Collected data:
------------------------------------

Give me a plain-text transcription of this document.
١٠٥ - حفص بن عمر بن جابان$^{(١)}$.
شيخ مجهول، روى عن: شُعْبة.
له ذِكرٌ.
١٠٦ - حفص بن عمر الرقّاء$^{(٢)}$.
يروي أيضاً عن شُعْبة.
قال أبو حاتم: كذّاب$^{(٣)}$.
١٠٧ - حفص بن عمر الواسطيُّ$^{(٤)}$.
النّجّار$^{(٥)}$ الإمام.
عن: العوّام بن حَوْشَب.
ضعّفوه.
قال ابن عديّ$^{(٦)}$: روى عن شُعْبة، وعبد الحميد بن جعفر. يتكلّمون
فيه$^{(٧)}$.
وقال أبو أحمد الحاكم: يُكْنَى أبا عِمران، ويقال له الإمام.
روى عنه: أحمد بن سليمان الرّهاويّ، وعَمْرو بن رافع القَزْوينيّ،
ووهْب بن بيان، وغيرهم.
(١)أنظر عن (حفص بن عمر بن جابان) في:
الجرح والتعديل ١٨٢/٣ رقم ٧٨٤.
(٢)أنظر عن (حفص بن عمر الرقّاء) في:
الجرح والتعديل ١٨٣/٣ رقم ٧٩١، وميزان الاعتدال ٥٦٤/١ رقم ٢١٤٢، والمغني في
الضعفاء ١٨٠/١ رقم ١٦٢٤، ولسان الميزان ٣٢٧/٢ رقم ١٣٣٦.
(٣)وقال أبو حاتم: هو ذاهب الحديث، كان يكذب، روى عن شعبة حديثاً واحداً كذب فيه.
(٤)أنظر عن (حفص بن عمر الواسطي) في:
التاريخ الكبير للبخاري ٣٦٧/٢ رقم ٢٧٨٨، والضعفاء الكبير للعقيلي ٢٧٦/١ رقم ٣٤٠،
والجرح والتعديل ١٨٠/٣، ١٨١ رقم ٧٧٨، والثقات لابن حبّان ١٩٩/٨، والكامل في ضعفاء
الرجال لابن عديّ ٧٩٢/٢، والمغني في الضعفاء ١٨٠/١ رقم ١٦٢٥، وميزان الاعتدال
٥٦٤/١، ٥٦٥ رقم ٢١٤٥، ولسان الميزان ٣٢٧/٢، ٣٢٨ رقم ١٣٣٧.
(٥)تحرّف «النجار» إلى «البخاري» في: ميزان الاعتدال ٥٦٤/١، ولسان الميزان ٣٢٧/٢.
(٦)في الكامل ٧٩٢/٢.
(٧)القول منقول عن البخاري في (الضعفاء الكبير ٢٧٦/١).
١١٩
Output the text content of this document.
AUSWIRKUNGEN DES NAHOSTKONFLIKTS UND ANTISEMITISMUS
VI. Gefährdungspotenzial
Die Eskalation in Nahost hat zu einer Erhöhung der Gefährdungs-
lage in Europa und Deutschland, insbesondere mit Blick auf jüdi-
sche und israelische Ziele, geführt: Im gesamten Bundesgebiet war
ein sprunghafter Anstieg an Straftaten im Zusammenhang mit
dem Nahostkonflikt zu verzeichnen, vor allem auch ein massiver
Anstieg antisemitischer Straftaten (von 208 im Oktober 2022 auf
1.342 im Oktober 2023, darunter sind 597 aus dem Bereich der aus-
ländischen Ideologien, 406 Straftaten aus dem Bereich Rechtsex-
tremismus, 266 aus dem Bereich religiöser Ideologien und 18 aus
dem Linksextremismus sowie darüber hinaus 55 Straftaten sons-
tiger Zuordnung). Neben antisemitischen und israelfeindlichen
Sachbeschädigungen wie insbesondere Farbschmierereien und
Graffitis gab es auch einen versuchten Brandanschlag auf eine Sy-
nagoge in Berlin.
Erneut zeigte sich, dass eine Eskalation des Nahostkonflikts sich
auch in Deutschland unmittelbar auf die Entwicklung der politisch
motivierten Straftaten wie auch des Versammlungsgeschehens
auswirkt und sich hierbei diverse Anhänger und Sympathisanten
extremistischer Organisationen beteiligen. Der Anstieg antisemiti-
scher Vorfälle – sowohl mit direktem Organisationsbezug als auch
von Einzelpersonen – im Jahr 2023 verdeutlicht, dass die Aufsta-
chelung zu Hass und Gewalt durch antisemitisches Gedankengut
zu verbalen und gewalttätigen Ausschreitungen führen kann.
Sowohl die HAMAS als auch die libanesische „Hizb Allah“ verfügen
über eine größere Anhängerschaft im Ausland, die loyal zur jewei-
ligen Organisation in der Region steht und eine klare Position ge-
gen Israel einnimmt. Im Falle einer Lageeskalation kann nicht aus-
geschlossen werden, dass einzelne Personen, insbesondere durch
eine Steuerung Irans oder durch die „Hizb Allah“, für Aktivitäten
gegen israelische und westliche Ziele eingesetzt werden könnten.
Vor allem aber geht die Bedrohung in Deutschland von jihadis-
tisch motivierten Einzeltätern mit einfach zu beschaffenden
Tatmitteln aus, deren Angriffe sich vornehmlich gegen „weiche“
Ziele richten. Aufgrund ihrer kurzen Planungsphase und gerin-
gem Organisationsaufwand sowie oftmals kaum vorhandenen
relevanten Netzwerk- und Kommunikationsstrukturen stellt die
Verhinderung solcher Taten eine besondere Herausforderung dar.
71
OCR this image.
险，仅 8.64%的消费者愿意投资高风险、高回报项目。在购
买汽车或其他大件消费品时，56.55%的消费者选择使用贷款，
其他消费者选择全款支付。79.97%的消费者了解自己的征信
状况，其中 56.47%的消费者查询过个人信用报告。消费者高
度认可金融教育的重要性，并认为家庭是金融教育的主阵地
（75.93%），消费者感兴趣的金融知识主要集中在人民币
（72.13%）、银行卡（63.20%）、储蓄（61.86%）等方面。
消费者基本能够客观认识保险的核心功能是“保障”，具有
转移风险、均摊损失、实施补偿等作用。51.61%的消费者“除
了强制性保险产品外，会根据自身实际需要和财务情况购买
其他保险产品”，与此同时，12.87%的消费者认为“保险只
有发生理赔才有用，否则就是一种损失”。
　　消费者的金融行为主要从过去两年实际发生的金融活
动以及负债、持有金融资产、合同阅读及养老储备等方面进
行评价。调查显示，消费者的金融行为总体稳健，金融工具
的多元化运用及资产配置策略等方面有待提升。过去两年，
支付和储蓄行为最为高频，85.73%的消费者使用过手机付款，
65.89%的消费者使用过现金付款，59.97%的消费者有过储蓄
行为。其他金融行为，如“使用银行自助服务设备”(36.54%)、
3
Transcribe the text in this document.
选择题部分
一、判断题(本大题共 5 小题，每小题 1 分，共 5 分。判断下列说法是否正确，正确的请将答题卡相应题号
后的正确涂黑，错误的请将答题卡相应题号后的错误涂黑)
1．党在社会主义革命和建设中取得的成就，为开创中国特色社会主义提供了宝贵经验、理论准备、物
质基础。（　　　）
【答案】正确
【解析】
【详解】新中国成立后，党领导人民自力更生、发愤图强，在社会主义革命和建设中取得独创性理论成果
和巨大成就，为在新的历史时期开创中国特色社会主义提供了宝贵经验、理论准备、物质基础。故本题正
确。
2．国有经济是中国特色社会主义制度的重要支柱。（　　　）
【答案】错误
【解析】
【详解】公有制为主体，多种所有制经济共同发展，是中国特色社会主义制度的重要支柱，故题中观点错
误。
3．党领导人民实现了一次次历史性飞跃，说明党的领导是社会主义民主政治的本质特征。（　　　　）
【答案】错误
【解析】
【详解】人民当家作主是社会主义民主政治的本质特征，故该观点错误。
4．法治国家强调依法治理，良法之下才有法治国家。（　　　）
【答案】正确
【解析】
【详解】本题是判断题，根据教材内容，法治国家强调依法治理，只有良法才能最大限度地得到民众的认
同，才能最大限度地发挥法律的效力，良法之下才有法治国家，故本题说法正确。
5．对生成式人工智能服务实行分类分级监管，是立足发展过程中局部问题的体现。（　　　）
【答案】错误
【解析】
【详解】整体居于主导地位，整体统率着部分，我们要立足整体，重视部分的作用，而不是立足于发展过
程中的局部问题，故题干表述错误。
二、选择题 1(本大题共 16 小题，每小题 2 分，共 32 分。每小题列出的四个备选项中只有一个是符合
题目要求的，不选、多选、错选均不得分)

------------------------------------

* _THE TASK_
Pick out the lines containing the string "أنظر" and show them.

* _EXERCISE ANSWER_
(١)أنظر عن (حفص بن عمر بن جابان) في:
(٢)أنظر عن (حفص بن عمر الرقّاء) في:
(٤)أنظر عن (حفص بن عمر الواسطي) في:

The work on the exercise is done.